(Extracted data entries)
....
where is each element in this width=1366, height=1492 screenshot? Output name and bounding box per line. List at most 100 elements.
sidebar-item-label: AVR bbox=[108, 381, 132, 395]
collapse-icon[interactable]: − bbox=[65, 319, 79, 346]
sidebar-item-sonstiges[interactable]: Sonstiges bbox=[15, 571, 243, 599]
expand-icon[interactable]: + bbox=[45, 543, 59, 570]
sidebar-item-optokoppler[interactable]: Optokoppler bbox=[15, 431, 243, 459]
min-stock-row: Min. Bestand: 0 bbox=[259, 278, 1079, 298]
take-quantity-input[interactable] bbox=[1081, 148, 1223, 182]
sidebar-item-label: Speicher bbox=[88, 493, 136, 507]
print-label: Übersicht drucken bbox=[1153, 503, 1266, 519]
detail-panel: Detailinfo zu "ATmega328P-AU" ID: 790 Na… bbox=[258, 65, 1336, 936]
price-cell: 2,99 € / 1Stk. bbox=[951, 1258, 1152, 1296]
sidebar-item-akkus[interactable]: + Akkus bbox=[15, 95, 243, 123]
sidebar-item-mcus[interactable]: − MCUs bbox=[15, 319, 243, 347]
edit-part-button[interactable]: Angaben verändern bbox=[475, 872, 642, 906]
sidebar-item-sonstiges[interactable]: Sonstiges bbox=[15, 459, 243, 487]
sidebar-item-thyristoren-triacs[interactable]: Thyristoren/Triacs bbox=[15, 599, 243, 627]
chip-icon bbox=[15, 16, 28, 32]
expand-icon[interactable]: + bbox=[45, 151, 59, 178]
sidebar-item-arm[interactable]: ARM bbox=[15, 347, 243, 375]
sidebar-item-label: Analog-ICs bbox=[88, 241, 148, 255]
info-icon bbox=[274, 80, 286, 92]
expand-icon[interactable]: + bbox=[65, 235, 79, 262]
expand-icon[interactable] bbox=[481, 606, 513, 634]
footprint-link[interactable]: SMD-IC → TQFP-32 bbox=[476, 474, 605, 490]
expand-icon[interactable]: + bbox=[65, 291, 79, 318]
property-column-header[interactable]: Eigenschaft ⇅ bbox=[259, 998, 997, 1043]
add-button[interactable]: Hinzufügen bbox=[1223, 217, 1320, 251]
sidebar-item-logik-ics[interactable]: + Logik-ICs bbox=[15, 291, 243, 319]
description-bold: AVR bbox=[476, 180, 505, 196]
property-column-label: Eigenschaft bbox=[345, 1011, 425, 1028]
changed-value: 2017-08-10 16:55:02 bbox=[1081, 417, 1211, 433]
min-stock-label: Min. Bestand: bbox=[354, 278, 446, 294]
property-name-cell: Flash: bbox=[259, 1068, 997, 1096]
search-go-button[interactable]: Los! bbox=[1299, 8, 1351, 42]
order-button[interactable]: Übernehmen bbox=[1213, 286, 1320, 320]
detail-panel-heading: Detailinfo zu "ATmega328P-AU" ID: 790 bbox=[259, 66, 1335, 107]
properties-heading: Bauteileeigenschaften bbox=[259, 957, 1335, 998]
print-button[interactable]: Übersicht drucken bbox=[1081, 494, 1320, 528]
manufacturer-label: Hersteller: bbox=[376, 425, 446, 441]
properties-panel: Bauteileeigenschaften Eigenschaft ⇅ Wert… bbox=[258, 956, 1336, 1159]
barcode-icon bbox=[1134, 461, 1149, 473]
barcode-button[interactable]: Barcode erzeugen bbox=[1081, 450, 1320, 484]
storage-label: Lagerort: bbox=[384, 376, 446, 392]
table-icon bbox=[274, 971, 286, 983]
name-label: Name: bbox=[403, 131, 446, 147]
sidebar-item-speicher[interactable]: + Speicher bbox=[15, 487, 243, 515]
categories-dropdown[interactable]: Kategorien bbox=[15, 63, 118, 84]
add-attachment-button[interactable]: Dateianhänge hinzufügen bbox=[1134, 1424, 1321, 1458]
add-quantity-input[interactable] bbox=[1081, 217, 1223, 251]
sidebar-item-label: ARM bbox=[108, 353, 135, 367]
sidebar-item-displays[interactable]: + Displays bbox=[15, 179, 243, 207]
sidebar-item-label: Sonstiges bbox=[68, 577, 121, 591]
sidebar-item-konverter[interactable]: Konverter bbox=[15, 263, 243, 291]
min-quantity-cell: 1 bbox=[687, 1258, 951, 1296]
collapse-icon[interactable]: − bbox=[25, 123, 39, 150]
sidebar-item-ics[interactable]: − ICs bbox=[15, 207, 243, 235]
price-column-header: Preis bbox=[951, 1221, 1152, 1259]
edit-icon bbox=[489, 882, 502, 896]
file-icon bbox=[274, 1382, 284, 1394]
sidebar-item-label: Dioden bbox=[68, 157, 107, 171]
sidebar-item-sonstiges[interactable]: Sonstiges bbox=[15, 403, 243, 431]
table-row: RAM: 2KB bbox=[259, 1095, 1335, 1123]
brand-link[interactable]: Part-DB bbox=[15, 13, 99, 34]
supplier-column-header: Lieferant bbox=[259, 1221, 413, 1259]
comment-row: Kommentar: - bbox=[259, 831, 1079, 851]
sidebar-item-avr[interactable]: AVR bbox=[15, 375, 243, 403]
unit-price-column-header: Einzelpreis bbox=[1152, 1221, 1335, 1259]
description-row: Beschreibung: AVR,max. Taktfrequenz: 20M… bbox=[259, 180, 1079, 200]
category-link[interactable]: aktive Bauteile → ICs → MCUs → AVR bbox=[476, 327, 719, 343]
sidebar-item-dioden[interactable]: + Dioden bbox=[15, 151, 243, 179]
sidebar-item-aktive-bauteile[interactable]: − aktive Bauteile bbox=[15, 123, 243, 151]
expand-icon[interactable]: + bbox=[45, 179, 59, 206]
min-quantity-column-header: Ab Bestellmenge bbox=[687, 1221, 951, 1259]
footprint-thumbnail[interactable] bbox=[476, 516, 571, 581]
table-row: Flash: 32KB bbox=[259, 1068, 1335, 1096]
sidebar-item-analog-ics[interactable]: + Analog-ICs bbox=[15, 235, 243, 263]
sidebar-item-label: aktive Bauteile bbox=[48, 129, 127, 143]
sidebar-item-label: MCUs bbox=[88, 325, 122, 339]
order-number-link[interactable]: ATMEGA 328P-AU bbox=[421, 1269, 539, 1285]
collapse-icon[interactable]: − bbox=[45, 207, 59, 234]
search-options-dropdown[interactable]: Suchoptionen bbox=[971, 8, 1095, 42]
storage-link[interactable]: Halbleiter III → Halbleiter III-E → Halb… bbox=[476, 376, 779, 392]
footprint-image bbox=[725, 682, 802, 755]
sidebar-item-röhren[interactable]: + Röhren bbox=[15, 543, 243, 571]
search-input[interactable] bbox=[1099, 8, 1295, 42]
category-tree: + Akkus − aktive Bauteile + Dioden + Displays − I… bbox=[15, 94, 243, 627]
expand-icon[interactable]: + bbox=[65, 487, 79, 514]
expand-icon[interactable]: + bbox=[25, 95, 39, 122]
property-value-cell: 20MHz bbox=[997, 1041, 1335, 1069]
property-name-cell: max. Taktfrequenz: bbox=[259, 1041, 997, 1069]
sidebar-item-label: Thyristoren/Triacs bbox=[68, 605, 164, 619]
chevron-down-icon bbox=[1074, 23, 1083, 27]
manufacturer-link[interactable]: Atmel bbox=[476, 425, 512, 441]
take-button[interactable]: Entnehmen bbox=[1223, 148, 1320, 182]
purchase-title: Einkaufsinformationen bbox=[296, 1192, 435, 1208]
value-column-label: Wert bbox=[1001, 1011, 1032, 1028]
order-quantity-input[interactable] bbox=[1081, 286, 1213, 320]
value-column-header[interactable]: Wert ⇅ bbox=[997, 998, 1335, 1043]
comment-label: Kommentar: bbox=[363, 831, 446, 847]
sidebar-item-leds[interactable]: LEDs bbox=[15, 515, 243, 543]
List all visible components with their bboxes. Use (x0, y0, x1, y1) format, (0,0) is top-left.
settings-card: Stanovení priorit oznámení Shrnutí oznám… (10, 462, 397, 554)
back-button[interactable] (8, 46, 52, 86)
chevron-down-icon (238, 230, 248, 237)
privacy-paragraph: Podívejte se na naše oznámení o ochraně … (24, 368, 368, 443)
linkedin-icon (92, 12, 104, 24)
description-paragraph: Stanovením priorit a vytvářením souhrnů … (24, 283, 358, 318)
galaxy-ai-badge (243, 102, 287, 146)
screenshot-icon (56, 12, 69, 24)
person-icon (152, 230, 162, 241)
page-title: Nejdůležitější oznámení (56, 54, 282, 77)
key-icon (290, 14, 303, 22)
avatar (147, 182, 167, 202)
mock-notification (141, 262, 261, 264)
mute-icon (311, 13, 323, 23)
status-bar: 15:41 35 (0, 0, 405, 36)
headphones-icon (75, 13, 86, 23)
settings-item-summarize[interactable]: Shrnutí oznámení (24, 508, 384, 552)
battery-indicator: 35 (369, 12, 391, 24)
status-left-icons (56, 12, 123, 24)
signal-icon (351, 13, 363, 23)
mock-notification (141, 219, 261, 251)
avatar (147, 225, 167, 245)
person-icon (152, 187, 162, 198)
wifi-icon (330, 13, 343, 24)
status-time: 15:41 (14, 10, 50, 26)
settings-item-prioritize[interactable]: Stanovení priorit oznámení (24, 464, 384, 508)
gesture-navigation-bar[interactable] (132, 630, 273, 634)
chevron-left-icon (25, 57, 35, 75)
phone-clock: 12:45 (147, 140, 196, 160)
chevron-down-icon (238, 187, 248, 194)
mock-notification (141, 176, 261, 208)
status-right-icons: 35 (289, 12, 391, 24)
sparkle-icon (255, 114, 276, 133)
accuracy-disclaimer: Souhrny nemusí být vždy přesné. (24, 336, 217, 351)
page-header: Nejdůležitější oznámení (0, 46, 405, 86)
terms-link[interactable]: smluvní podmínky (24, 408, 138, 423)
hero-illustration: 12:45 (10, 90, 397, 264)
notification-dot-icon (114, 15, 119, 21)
....
[Problem statement] Copy the lines from the start of the data entries through the line containing "collapse-icon[interactable]: − bbox=[65, 319, 79, 346]", keeping every character unchanged.

[Result for this task]
where is each element in this width=1366, height=1492 screenshot? Output name and bounding box per line. List at most 100 elements.
sidebar-item-label: AVR bbox=[108, 381, 132, 395]
collapse-icon[interactable]: − bbox=[65, 319, 79, 346]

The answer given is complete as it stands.